§ Task brief: Where a line of the listing below includes the word "ihren", reproduce that line.

§ Available data:
******************************

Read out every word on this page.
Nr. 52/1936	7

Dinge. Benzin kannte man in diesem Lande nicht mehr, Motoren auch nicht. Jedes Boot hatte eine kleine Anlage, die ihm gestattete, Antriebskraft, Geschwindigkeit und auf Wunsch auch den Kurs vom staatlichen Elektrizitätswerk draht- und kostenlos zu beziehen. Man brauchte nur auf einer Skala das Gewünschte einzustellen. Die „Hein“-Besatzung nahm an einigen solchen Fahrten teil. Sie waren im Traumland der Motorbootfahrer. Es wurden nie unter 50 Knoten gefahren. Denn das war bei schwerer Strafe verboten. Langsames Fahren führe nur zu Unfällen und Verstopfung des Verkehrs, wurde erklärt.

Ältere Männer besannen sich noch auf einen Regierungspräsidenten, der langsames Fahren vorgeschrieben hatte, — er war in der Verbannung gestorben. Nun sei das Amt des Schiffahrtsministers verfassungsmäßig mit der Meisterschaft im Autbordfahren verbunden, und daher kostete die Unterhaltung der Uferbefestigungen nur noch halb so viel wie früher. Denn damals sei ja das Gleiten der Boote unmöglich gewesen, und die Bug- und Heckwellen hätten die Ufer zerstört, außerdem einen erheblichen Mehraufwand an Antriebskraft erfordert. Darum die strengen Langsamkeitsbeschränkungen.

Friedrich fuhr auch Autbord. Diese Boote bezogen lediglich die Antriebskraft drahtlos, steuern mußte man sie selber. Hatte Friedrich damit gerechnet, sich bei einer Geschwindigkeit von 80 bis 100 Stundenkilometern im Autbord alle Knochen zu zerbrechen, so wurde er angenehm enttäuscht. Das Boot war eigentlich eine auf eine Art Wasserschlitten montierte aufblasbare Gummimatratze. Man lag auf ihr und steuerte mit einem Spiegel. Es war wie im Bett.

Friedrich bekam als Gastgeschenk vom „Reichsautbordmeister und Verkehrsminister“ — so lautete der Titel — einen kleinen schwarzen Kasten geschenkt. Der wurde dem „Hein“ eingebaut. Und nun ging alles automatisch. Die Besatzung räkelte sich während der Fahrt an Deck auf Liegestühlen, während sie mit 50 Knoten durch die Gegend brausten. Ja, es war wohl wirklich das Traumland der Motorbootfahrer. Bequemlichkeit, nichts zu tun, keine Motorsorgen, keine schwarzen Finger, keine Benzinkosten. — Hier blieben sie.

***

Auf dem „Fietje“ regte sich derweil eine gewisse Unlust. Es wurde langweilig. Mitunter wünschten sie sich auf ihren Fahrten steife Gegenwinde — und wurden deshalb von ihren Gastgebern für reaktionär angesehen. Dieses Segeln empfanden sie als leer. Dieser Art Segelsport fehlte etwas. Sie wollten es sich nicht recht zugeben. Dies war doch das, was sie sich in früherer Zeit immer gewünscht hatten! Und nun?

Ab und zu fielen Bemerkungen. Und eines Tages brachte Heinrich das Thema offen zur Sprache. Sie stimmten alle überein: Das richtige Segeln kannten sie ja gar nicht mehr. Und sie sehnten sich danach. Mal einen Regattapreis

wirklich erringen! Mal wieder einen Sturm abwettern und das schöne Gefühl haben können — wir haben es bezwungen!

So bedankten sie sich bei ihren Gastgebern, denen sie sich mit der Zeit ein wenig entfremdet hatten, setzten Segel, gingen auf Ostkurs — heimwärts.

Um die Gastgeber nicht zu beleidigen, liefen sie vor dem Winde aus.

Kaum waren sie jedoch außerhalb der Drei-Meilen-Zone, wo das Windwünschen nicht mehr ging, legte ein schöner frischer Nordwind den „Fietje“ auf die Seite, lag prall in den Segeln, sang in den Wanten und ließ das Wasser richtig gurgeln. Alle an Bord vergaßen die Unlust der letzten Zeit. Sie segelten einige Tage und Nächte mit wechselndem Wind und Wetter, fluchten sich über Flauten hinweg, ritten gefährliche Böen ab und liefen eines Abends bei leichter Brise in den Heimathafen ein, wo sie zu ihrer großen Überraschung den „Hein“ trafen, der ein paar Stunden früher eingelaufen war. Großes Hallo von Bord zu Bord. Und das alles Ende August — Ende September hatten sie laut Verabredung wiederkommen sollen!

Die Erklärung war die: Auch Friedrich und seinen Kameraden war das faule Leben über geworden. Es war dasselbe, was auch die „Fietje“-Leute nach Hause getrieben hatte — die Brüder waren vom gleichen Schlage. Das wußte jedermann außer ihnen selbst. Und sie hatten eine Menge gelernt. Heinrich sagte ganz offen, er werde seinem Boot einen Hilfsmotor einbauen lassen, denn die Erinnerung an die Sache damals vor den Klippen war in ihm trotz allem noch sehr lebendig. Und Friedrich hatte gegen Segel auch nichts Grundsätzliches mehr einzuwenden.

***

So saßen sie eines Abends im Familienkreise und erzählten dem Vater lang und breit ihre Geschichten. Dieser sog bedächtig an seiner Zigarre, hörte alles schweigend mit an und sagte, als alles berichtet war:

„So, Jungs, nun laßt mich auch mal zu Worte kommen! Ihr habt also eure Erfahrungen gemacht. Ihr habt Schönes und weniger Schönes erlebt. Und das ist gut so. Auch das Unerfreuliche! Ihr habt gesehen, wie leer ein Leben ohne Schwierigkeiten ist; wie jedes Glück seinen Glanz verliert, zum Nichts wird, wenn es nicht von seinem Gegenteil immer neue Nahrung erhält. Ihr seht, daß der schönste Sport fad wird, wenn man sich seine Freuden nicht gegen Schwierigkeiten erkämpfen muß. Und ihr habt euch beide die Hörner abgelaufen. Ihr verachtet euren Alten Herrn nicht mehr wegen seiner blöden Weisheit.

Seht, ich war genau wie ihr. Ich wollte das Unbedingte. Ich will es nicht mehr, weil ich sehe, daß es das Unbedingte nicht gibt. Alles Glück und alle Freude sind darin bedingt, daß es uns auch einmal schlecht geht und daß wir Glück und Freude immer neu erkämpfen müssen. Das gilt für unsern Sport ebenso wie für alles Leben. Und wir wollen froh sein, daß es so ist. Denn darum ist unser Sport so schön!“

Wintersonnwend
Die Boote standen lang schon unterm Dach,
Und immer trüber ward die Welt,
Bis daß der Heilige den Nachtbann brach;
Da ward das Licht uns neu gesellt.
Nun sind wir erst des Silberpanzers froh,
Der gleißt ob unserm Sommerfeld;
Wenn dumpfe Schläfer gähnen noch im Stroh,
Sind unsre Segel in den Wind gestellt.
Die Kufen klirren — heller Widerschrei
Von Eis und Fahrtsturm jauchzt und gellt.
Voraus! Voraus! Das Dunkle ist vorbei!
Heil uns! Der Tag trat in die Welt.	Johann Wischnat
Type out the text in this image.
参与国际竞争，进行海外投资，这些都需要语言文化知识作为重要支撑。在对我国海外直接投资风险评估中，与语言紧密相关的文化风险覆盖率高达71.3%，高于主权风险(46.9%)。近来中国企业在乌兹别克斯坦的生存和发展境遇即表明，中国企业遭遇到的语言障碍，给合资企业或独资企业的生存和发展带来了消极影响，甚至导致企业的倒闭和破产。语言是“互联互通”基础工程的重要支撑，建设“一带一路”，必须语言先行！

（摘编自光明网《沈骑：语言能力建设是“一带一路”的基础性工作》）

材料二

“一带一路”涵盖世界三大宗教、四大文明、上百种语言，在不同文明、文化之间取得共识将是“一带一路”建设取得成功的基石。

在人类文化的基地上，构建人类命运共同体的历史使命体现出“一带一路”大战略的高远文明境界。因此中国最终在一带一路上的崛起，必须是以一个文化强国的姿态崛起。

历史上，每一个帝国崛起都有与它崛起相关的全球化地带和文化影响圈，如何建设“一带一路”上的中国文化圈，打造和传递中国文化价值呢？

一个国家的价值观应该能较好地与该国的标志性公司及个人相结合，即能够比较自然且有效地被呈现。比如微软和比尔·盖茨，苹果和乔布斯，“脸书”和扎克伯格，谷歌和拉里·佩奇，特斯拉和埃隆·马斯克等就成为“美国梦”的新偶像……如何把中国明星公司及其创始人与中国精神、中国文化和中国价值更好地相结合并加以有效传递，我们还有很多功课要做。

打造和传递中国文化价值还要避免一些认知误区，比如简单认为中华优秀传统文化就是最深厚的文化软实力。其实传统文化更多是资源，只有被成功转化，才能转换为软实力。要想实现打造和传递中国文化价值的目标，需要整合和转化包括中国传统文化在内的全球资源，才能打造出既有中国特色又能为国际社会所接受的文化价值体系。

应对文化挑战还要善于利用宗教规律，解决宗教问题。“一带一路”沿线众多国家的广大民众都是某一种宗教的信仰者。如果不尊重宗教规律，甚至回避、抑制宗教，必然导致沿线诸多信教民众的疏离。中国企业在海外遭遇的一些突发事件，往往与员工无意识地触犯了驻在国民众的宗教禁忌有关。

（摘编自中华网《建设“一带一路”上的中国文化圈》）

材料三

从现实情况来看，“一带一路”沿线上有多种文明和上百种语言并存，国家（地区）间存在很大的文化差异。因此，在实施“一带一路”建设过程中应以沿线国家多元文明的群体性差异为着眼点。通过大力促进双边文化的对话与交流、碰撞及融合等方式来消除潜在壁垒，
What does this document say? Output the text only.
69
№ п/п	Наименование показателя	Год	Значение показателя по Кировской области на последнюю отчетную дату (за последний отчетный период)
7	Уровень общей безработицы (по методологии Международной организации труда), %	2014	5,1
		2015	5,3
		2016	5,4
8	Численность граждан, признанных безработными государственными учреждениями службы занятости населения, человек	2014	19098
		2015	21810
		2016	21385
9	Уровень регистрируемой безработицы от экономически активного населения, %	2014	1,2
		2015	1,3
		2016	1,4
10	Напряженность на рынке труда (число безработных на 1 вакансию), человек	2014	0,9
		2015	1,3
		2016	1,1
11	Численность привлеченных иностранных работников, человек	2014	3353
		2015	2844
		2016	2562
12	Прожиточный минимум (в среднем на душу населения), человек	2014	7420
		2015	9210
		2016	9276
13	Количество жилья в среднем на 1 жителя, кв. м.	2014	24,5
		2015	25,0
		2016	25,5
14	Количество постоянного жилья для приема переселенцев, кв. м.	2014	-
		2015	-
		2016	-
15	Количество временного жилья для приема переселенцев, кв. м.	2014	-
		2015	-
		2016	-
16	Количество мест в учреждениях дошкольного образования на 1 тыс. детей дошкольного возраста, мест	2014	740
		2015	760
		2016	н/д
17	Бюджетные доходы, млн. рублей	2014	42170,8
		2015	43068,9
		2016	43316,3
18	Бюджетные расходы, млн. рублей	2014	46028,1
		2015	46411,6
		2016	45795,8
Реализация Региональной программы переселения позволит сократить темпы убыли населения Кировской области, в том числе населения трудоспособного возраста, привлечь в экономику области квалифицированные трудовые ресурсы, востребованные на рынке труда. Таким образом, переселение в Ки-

******************************

§ Solution for this exercise:
Auf dem „Fietje“ regte sich derweil eine gewisse Unlust. Es wurde langweilig. Mitunter wünschten sie sich auf ihren Fahrten steife Gegenwinde — und wurden deshalb von ihren Gastgebern für reaktionär angesehen. Dieses Segeln empfanden sie als leer. Dieser Art Segelsport fehlte etwas. Sie wollten es sich nicht recht zugeben. Dies war doch das, was sie sich in früherer Zeit immer gewünscht hatten! Und nun?
So bedankten sie sich bei ihren Gastgebern, denen sie sich mit der Zeit ein wenig entfremdet hatten, setzten Segel, gingen auf Ostkurs — heimwärts.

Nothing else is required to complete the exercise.